> _Objective_: Sift the listing for lines that hold the string "Member" and pull them out.
+ + +
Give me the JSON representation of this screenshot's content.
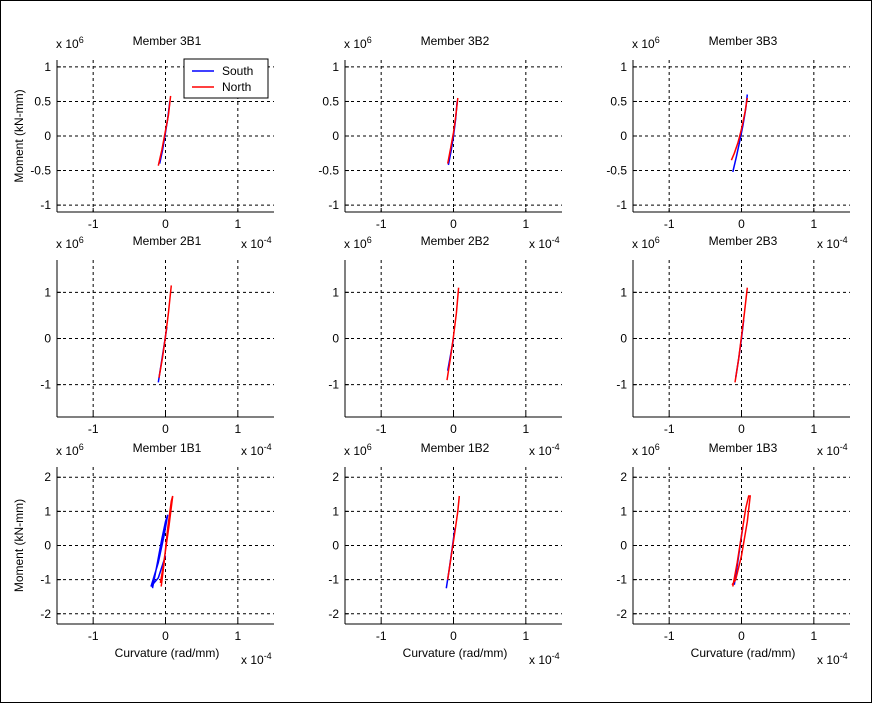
{
  "window": {
    "background": "#ffffff"
  },
  "colors": {
    "south": "#0000ff",
    "north": "#ff0000",
    "grid": "#000000"
  },
  "common": {
    "ylabel": "Moment (kN-mm)",
    "xlabel": "Curvature (rad/mm)",
    "y_multiplier": "x 10",
    "y_exp": "6",
    "x_multiplier": "x 10",
    "x_exp": "-4"
  },
  "legend": {
    "entries": [
      {
        "name": "South",
        "color": "#0000ff"
      },
      {
        "name": "North",
        "color": "#ff0000"
      }
    ]
  },
  "chart_data": [
    {
      "type": "line",
      "title": "Member 3B1",
      "xlim": [
        -1.5,
        1.5
      ],
      "ylim": [
        -1.1,
        1.1
      ],
      "xticks": [
        -1,
        0,
        1
      ],
      "yticks": [
        -1,
        -0.5,
        0,
        0.5,
        1
      ],
      "ylabel": "Moment (kN-mm)",
      "legend": "top-right",
      "series": [
        {
          "name": "South",
          "x": [
            -0.08,
            -0.04,
            0.0,
            0.03,
            0.06
          ],
          "y": [
            -0.4,
            -0.2,
            0.05,
            0.25,
            0.5
          ]
        },
        {
          "name": "North",
          "x": [
            -0.1,
            -0.05,
            0.0,
            0.04,
            0.07
          ],
          "y": [
            -0.43,
            -0.2,
            0.08,
            0.3,
            0.58
          ]
        }
      ]
    },
    {
      "type": "line",
      "title": "Member 3B2",
      "xlim": [
        -1.5,
        1.5
      ],
      "ylim": [
        -1.1,
        1.1
      ],
      "xticks": [
        -1,
        0,
        1
      ],
      "yticks": [
        -1,
        -0.5,
        0,
        0.5,
        1
      ],
      "series": [
        {
          "name": "South",
          "x": [
            -0.07,
            -0.03,
            0.0,
            0.03,
            0.05
          ],
          "y": [
            -0.42,
            -0.2,
            0.0,
            0.25,
            0.5
          ]
        },
        {
          "name": "North",
          "x": [
            -0.08,
            -0.04,
            0.0,
            0.03,
            0.06
          ],
          "y": [
            -0.4,
            -0.18,
            0.05,
            0.28,
            0.55
          ]
        }
      ]
    },
    {
      "type": "line",
      "title": "Member 3B3",
      "xlim": [
        -1.5,
        1.5
      ],
      "ylim": [
        -1.1,
        1.1
      ],
      "xticks": [
        -1,
        0,
        1
      ],
      "yticks": [
        -1,
        -0.5,
        0,
        0.5,
        1
      ],
      "series": [
        {
          "name": "South",
          "x": [
            -0.12,
            -0.07,
            -0.02,
            0.02,
            0.06,
            0.08
          ],
          "y": [
            -0.52,
            -0.3,
            -0.05,
            0.15,
            0.4,
            0.6
          ]
        },
        {
          "name": "North",
          "x": [
            -0.14,
            -0.1,
            -0.05,
            0.0,
            0.05,
            0.08
          ],
          "y": [
            -0.35,
            -0.25,
            -0.1,
            0.1,
            0.35,
            0.55
          ]
        }
      ]
    },
    {
      "type": "line",
      "title": "Member 2B1",
      "xlim": [
        -1.5,
        1.5
      ],
      "ylim": [
        -1.7,
        1.7
      ],
      "xticks": [
        -1,
        0,
        1
      ],
      "yticks": [
        -1,
        0,
        1
      ],
      "series": [
        {
          "name": "South",
          "x": [
            -0.1,
            -0.06,
            -0.02,
            0.02
          ],
          "y": [
            -0.95,
            -0.55,
            -0.15,
            0.25
          ]
        },
        {
          "name": "North",
          "x": [
            -0.09,
            -0.04,
            0.0,
            0.04,
            0.08
          ],
          "y": [
            -0.85,
            -0.4,
            0.05,
            0.55,
            1.15
          ]
        }
      ]
    },
    {
      "type": "line",
      "title": "Member 2B2",
      "xlim": [
        -1.5,
        1.5
      ],
      "ylim": [
        -1.7,
        1.7
      ],
      "xticks": [
        -1,
        0,
        1
      ],
      "yticks": [
        -1,
        0,
        1
      ],
      "series": [
        {
          "name": "South",
          "x": [
            -0.08,
            -0.04,
            0.0
          ],
          "y": [
            -0.7,
            -0.35,
            0.0
          ]
        },
        {
          "name": "North",
          "x": [
            -0.09,
            -0.04,
            0.0,
            0.04,
            0.07
          ],
          "y": [
            -0.9,
            -0.4,
            0.05,
            0.55,
            1.1
          ]
        }
      ]
    },
    {
      "type": "line",
      "title": "Member 2B3",
      "xlim": [
        -1.5,
        1.5
      ],
      "ylim": [
        -1.7,
        1.7
      ],
      "xticks": [
        -1,
        0,
        1
      ],
      "yticks": [
        -1,
        0,
        1
      ],
      "series": [
        {
          "name": "South",
          "x": [
            -0.08,
            -0.04,
            0.0,
            0.03
          ],
          "y": [
            -0.85,
            -0.45,
            0.0,
            0.4
          ]
        },
        {
          "name": "North",
          "x": [
            -0.09,
            -0.04,
            0.0,
            0.04,
            0.08
          ],
          "y": [
            -0.95,
            -0.45,
            0.05,
            0.55,
            1.1
          ]
        }
      ]
    },
    {
      "type": "line",
      "title": "Member 1B1",
      "xlim": [
        -1.5,
        1.5
      ],
      "ylim": [
        -2.3,
        2.3
      ],
      "xticks": [
        -1,
        0,
        1
      ],
      "yticks": [
        -2,
        -1,
        0,
        1,
        2
      ],
      "ylabel": "Moment (kN-mm)",
      "xlabel": "Curvature (rad/mm)",
      "series": [
        {
          "name": "South",
          "x": [
            -0.18,
            -0.12,
            -0.05,
            0.0,
            0.03,
            -0.02,
            -0.1,
            -0.2,
            -0.1,
            0.0
          ],
          "y": [
            -1.25,
            -0.6,
            0.2,
            0.7,
            0.9,
            0.3,
            -0.5,
            -1.2,
            -0.95,
            -0.3
          ]
        },
        {
          "name": "North",
          "x": [
            -0.06,
            -0.02,
            0.03,
            0.08,
            0.1,
            0.05,
            -0.03,
            -0.07
          ],
          "y": [
            -1.2,
            -0.5,
            0.5,
            1.3,
            1.45,
            0.6,
            -0.6,
            -1.1
          ]
        }
      ]
    },
    {
      "type": "line",
      "title": "Member 1B2",
      "xlim": [
        -1.5,
        1.5
      ],
      "ylim": [
        -2.3,
        2.3
      ],
      "xticks": [
        -1,
        0,
        1
      ],
      "yticks": [
        -2,
        -1,
        0,
        1,
        2
      ],
      "xlabel": "Curvature (rad/mm)",
      "series": [
        {
          "name": "South",
          "x": [
            -0.1,
            -0.06,
            -0.02,
            0.02
          ],
          "y": [
            -1.25,
            -0.7,
            -0.1,
            0.5
          ]
        },
        {
          "name": "North",
          "x": [
            -0.08,
            -0.03,
            0.02,
            0.06,
            0.08
          ],
          "y": [
            -1.0,
            -0.3,
            0.4,
            1.0,
            1.45
          ]
        }
      ]
    },
    {
      "type": "line",
      "title": "Member 1B3",
      "xlim": [
        -1.5,
        1.5
      ],
      "ylim": [
        -2.3,
        2.3
      ],
      "xticks": [
        -1,
        0,
        1
      ],
      "yticks": [
        -2,
        -1,
        0,
        1,
        2
      ],
      "xlabel": "Curvature (rad/mm)",
      "series": [
        {
          "name": "South",
          "x": [
            -0.1,
            -0.06,
            -0.02,
            0.02
          ],
          "y": [
            -1.15,
            -0.6,
            0.0,
            0.55
          ]
        },
        {
          "name": "North",
          "x": [
            -0.12,
            -0.06,
            0.0,
            0.06,
            0.1,
            0.12,
            0.08,
            0.0,
            -0.08,
            -0.13
          ],
          "y": [
            -1.2,
            -0.5,
            0.3,
            1.1,
            1.45,
            1.45,
            0.7,
            -0.3,
            -1.0,
            -1.15
          ]
        }
      ]
    }
  ]
}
+ + +
> _Task result_:
      "title": "Member 3B1",
      "title": "Member 3B2",
      "title": "Member 3B3",
      "title": "Member 2B1",
      "title": "Member 2B2",
      "title": "Member 2B3",
      "title": "Member 1B1",
      "title": "Member 1B2",
      "title": "Member 1B3",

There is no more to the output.